Directions for this task:
Each line of the listing that contains the word "przez" is to be copied.

__________

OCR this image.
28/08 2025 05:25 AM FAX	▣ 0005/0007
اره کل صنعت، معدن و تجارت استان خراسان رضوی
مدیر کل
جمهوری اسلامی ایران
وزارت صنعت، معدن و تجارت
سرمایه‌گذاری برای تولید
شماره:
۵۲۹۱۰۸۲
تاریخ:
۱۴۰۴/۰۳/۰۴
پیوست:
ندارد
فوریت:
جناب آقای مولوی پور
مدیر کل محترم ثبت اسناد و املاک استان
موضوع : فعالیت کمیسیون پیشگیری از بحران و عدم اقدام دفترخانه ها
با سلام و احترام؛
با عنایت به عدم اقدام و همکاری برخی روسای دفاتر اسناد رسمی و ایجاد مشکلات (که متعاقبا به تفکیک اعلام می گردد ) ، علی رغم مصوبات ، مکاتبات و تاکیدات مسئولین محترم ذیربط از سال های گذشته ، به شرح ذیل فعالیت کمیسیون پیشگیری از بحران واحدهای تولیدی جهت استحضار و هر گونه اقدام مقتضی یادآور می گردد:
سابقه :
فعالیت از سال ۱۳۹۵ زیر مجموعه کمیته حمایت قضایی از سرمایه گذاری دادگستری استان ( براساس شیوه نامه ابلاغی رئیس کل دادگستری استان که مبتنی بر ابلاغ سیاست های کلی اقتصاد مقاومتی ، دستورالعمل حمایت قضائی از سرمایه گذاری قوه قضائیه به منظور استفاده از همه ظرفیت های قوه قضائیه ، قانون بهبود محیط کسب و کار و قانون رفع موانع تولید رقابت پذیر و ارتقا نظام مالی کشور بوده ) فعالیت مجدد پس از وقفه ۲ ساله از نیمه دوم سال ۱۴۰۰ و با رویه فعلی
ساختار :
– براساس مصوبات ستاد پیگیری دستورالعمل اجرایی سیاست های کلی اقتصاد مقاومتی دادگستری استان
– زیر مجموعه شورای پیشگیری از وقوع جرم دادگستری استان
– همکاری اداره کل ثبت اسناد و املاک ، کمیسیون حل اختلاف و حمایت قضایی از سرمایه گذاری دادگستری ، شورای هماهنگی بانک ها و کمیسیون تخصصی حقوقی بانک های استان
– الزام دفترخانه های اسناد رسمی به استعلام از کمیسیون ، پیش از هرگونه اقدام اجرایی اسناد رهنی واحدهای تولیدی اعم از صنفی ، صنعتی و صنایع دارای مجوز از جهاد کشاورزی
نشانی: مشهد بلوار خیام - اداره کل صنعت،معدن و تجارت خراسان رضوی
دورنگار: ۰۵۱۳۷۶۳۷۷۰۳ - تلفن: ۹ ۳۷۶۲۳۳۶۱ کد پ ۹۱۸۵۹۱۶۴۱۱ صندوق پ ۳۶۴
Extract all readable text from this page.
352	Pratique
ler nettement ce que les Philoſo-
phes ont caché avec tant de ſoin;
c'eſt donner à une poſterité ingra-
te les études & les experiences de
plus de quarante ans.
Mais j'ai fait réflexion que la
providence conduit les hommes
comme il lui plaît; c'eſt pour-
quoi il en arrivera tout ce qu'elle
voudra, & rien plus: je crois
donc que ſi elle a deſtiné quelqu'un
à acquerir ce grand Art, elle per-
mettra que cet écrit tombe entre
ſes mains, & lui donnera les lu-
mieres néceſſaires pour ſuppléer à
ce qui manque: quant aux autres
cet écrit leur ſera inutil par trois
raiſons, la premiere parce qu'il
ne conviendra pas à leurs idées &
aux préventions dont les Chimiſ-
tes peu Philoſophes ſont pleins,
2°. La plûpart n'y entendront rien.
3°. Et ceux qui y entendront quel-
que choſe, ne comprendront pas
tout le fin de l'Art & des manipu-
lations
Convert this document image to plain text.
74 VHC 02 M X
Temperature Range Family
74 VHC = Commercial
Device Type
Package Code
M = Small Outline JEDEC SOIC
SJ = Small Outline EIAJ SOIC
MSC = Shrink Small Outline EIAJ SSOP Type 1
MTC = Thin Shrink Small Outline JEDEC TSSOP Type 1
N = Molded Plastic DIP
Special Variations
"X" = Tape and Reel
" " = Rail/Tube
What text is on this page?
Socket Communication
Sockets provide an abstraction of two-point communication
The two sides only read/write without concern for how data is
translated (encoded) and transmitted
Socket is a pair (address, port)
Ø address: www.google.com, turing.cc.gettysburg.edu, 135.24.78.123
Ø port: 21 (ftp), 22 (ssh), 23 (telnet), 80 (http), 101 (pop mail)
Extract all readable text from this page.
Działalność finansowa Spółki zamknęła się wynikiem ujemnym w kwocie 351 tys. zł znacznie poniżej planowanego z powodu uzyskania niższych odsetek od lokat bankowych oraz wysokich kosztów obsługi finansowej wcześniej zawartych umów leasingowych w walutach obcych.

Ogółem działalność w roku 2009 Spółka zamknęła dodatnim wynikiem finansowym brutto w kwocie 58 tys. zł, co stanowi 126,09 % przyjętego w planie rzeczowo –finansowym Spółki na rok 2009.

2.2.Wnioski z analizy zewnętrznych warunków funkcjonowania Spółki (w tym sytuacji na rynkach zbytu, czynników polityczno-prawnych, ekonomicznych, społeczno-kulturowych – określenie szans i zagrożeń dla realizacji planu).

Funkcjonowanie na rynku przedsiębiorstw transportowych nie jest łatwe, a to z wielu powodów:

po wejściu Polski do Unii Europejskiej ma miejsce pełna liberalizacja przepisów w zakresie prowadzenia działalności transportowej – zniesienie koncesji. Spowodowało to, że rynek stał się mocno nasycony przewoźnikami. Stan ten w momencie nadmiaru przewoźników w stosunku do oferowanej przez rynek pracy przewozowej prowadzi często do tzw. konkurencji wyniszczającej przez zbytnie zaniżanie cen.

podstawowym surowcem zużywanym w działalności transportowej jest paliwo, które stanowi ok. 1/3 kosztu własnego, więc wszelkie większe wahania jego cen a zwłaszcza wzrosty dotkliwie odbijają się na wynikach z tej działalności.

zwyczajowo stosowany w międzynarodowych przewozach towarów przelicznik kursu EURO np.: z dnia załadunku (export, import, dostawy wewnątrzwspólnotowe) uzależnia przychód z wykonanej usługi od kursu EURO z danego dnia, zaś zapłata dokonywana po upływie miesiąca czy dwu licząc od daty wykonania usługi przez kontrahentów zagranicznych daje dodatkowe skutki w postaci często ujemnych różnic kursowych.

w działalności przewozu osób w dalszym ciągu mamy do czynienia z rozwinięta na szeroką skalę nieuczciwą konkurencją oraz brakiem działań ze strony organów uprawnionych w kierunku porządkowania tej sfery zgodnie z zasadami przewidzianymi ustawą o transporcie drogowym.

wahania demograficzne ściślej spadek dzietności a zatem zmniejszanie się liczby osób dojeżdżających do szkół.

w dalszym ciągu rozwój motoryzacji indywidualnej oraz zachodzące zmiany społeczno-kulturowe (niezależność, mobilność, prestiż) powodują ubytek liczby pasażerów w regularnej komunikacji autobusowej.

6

__________

Final result:
po wejściu Polski do Unii Europejskiej ma miejsce pełna liberalizacja przepisów w zakresie prowadzenia działalności transportowej – zniesienie koncesji. Spowodowało to, że rynek stał się mocno nasycony przewoźnikami. Stan ten w momencie nadmiaru przewoźników w stosunku do oferowanej przez rynek pracy przewozowej prowadzi często do tzw. konkurencji wyniszczającej przez zbytnie zaniżanie cen.
zwyczajowo stosowany w międzynarodowych przewozach towarów przelicznik kursu EURO np.: z dnia załadunku (export, import, dostawy wewnątrzwspólnotowe) uzależnia przychód z wykonanej usługi od kursu EURO z danego dnia, zaś zapłata dokonywana po upływie miesiąca czy dwu licząc od daty wykonania usługi przez kontrahentów zagranicznych daje dodatkowe skutki w postaci często ujemnych różnic kursowych.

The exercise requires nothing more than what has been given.